→ Your objective: Wherever "нагрузок" appears in a line, copy that line.

→ Stored data:
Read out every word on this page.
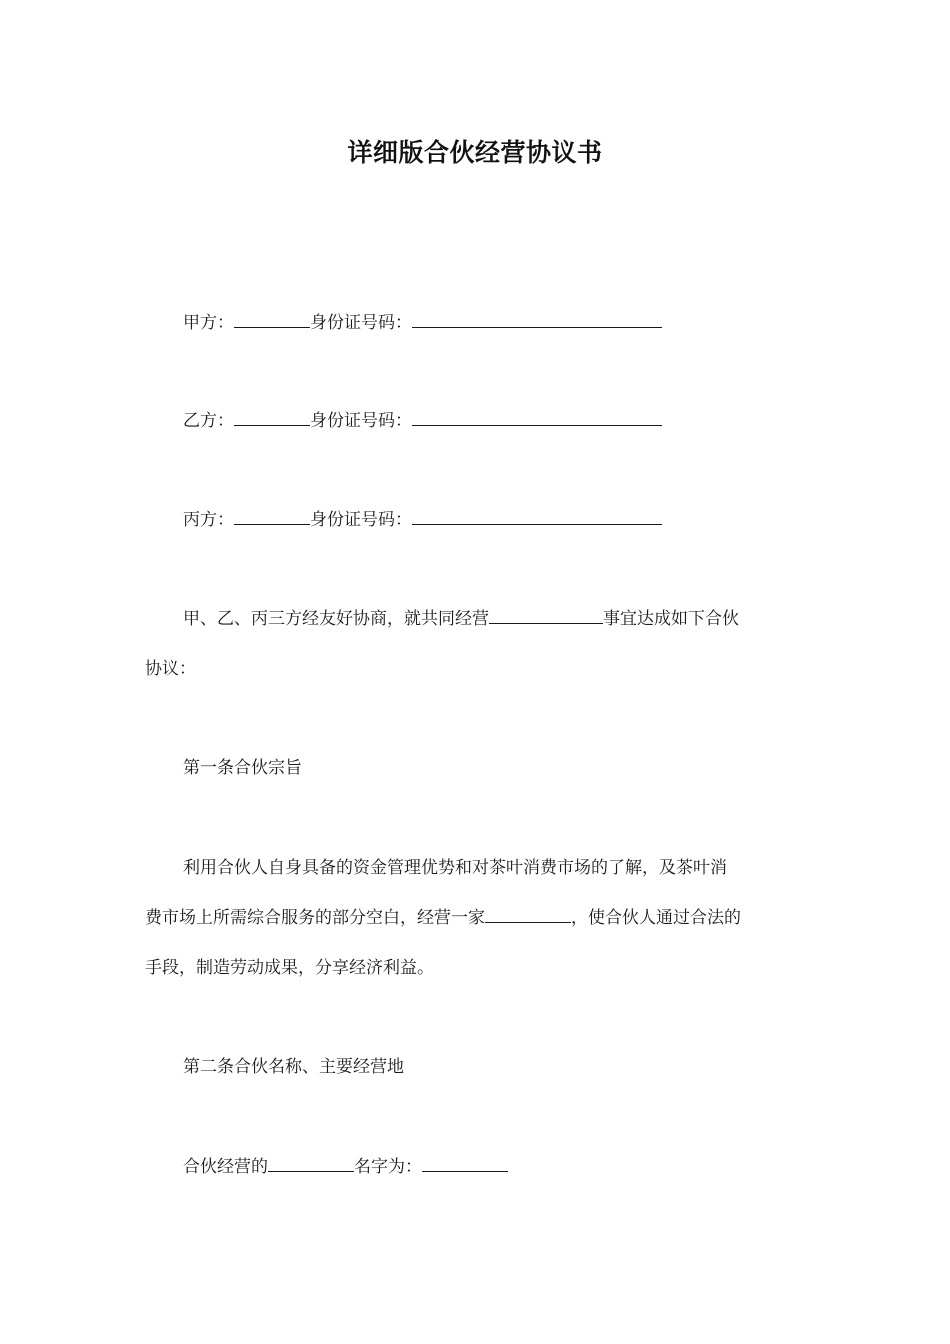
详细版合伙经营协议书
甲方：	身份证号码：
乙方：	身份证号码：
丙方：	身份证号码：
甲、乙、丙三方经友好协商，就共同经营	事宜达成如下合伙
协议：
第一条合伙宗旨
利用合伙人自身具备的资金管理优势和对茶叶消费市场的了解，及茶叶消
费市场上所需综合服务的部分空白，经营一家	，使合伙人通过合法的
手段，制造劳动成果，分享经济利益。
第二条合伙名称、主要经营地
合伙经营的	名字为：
...
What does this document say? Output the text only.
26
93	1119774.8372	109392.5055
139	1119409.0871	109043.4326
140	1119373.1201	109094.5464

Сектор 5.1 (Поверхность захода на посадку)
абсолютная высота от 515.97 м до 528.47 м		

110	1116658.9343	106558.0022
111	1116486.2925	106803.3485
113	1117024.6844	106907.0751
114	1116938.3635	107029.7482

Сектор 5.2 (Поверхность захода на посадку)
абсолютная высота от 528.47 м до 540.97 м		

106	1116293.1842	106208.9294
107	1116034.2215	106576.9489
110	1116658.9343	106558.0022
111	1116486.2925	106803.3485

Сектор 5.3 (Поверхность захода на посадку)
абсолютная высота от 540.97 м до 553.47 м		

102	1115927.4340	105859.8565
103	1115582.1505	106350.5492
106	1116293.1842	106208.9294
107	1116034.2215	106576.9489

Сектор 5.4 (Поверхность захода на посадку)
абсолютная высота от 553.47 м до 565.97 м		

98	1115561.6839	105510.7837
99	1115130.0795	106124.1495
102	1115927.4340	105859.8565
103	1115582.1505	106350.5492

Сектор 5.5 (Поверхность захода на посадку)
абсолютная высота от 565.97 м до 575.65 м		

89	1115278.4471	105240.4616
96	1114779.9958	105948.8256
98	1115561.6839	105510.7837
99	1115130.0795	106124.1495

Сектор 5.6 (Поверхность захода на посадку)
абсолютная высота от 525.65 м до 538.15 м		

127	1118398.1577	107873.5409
...
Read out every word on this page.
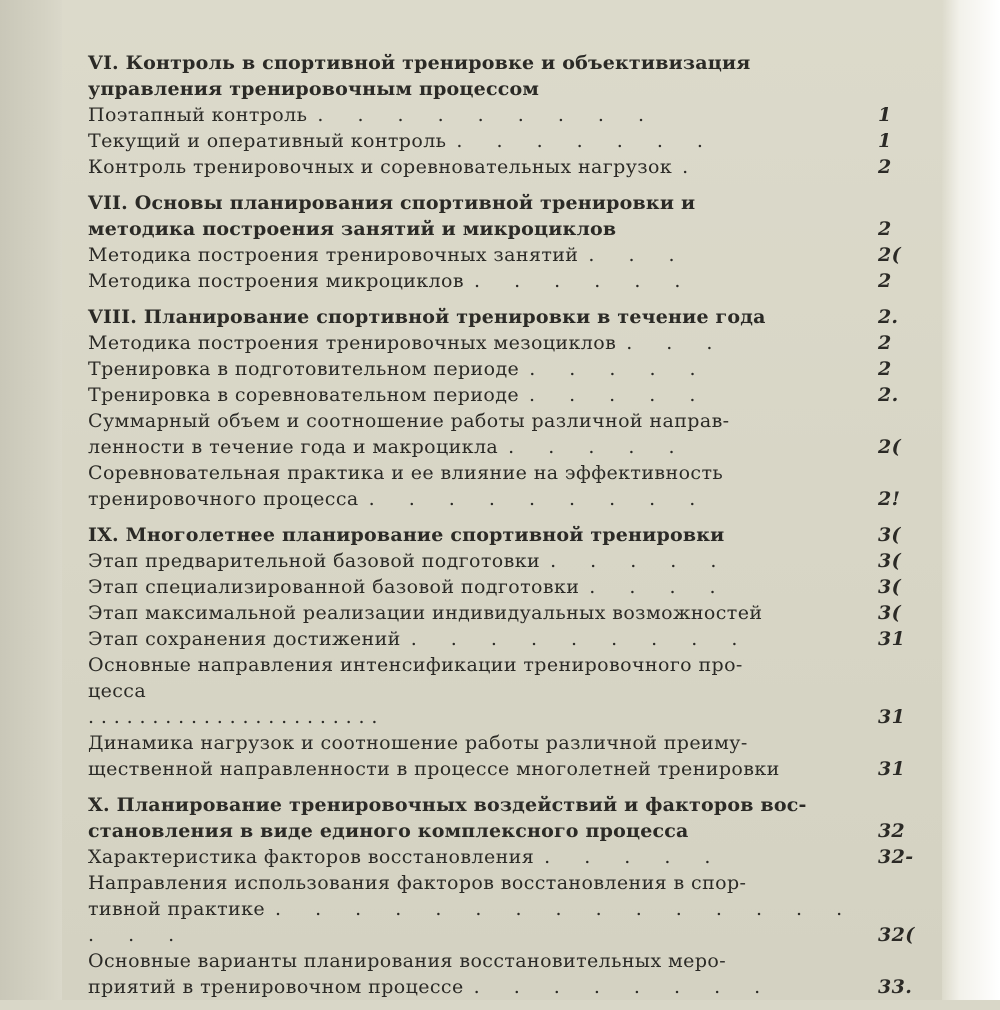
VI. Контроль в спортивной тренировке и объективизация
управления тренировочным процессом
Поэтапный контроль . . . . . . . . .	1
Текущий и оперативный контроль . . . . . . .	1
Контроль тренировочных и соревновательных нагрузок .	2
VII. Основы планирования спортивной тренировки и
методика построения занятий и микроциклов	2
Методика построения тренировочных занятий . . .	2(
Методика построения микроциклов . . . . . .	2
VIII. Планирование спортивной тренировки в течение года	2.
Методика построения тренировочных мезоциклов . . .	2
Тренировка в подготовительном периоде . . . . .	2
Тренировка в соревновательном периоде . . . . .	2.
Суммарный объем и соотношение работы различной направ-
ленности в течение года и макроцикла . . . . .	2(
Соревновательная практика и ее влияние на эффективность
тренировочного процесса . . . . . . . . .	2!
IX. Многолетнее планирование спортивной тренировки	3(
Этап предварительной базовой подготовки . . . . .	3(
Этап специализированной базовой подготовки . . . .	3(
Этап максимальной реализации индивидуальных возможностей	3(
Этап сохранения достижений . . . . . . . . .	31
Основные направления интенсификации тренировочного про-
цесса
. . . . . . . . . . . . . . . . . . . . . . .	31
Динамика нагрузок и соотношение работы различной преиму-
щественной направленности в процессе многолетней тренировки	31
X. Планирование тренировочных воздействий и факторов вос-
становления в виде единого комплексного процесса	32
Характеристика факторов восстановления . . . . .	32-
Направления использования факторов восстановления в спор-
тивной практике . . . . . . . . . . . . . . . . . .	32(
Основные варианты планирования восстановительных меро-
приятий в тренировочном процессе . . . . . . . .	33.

→ Problem solution:
Контроль тренировочных и соревновательных нагрузок .	2
Динамика нагрузок и соотношение работы различной преиму-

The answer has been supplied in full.